* [Source material]
┄┄┄┄┄┄┄┄┄┄

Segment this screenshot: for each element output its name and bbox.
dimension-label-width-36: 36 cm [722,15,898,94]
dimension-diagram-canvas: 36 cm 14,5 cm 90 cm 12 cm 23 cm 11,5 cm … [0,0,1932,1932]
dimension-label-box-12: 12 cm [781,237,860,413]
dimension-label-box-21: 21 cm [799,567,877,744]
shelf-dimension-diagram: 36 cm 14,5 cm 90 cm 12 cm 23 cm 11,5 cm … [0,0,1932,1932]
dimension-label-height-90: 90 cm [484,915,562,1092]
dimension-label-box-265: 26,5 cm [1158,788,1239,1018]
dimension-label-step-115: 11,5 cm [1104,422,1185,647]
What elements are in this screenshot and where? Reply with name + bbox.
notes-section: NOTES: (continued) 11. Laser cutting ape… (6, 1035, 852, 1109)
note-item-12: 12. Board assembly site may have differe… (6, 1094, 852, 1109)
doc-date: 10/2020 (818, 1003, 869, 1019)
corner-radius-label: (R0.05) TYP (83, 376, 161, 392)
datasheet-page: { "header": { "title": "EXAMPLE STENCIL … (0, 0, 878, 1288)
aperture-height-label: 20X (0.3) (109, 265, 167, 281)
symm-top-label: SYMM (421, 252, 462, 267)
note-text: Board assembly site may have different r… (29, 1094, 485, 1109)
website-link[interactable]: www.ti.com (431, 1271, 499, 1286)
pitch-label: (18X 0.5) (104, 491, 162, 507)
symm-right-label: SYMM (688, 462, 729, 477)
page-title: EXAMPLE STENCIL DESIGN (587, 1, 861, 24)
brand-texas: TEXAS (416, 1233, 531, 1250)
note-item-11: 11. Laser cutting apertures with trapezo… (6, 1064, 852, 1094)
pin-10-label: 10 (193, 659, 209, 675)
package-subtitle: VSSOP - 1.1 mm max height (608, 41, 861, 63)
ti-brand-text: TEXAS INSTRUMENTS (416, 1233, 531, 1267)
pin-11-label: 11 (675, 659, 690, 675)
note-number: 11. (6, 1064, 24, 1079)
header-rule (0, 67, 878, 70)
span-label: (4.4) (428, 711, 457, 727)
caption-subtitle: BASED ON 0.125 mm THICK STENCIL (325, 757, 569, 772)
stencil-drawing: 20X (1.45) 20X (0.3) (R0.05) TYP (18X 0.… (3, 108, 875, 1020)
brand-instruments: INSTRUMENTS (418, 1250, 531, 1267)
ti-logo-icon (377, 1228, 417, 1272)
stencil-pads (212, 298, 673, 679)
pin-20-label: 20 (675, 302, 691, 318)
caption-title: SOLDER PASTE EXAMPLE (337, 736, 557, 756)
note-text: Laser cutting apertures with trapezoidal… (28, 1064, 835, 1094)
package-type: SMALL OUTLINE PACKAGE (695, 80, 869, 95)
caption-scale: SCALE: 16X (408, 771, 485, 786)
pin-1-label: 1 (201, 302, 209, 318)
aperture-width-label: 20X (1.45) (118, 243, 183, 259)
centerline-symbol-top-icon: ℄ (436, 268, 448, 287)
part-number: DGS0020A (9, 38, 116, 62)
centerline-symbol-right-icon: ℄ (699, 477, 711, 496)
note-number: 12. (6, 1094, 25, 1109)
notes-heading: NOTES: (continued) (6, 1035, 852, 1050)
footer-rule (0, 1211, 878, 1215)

┄┄┄┄┄┄┄┄┄┄

* [Task details] Please lay out every line of the records above as a Markdown table with two columns, Row and Line, numbering the rows in order and leaving out any blank lines.

* [Final answer]
| Row | Line |
|---|---|
| 1 | Segment this screenshot: for each element output its name and bbox. |
| 2 | dimension-label-width-36: 36 cm [722,15,898,94] |
| 3 | dimension-diagram-canvas: 36 cm 14,5 cm 90 cm 12 cm 23 cm 11,5 cm … [0,0,1932,1932] |
| 4 | dimension-label-box-12: 12 cm [781,237,860,413] |
| 5 | dimension-label-box-21: 21 cm [799,567,877,744] |
| 6 | shelf-dimension-diagram: 36 cm 14,5 cm 90 cm 12 cm 23 cm 11,5 cm … [0,0,1932,1932] |
| 7 | dimension-label-height-90: 90 cm [484,915,562,1092] |
| 8 | dimension-label-box-265: 26,5 cm [1158,788,1239,1018] |
| 9 | dimension-label-step-115: 11,5 cm [1104,422,1185,647] |
| 10 | What elements are in this screenshot and where? Reply with name + bbox. |
| 11 | notes-section: NOTES: (continued) 11. Laser cutting ape… (6, 1035, 852, 1109) |
| 12 | note-item-12: 12. Board assembly site may have differe… (6, 1094, 852, 1109) |
| 13 | doc-date: 10/2020 (818, 1003, 869, 1019) |
| 14 | corner-radius-label: (R0.05) TYP (83, 376, 161, 392) |
| 15 | datasheet-page: { "header": { "title": "EXAMPLE STENCIL … (0, 0, 878, 1288) |
| 16 | aperture-height-label: 20X (0.3) (109, 265, 167, 281) |
| 17 | symm-top-label: SYMM (421, 252, 462, 267) |
| 18 | note-text: Board assembly site may have different r… (29, 1094, 485, 1109) |
| 19 | website-link[interactable]: www.ti.com (431, 1271, 499, 1286) |
| 20 | pitch-label: (18X 0.5) (104, 491, 162, 507) |
| 21 | symm-right-label: SYMM (688, 462, 729, 477) |
| 22 | page-title: EXAMPLE STENCIL DESIGN (587, 1, 861, 24) |
| 23 | brand-texas: TEXAS (416, 1233, 531, 1250) |
| 24 | note-item-11: 11. Laser cutting apertures with trapezo… (6, 1064, 852, 1094) |
| 25 | pin-10-label: 10 (193, 659, 209, 675) |
| 26 | package-subtitle: VSSOP - 1.1 mm max height (608, 41, 861, 63) |
| 27 | ti-brand-text: TEXAS INSTRUMENTS (416, 1233, 531, 1267) |
| 28 | pin-11-label: 11 (675, 659, 690, 675) |
| 29 | note-number: 11. (6, 1064, 24, 1079) |
| 30 | header-rule (0, 67, 878, 70) |
| 31 | span-label: (4.4) (428, 711, 457, 727) |
| 32 | caption-subtitle: BASED ON 0.125 mm THICK STENCIL (325, 757, 569, 772) |
| 33 | stencil-drawing: 20X (1.45) 20X (0.3) (R0.05) TYP (18X 0.… (3, 108, 875, 1020) |
| 34 | brand-instruments: INSTRUMENTS (418, 1250, 531, 1267) |
| 35 | ti-logo-icon (377, 1228, 417, 1272) |
| 36 | stencil-pads (212, 298, 673, 679) |
| 37 | pin-20-label: 20 (675, 302, 691, 318) |
| 38 | caption-title: SOLDER PASTE EXAMPLE (337, 736, 557, 756) |
| 39 | note-text: Laser cutting apertures with trapezoidal… (28, 1064, 835, 1094) |
| 40 | package-type: SMALL OUTLINE PACKAGE (695, 80, 869, 95) |
| 41 | caption-scale: SCALE: 16X (408, 771, 485, 786) |
| 42 | pin-1-label: 1 (201, 302, 209, 318) |
| 43 | aperture-width-label: 20X (1.45) (118, 243, 183, 259) |
| 44 | centerline-symbol-top-icon: ℄ (436, 268, 448, 287) |
| 45 | part-number: DGS0020A (9, 38, 116, 62) |
| 46 | centerline-symbol-right-icon: ℄ (699, 477, 711, 496) |
| 47 | note-number: 12. (6, 1094, 25, 1109) |
| 48 | notes-heading: NOTES: (continued) (6, 1035, 852, 1050) |
| 49 | footer-rule (0, 1211, 878, 1215) |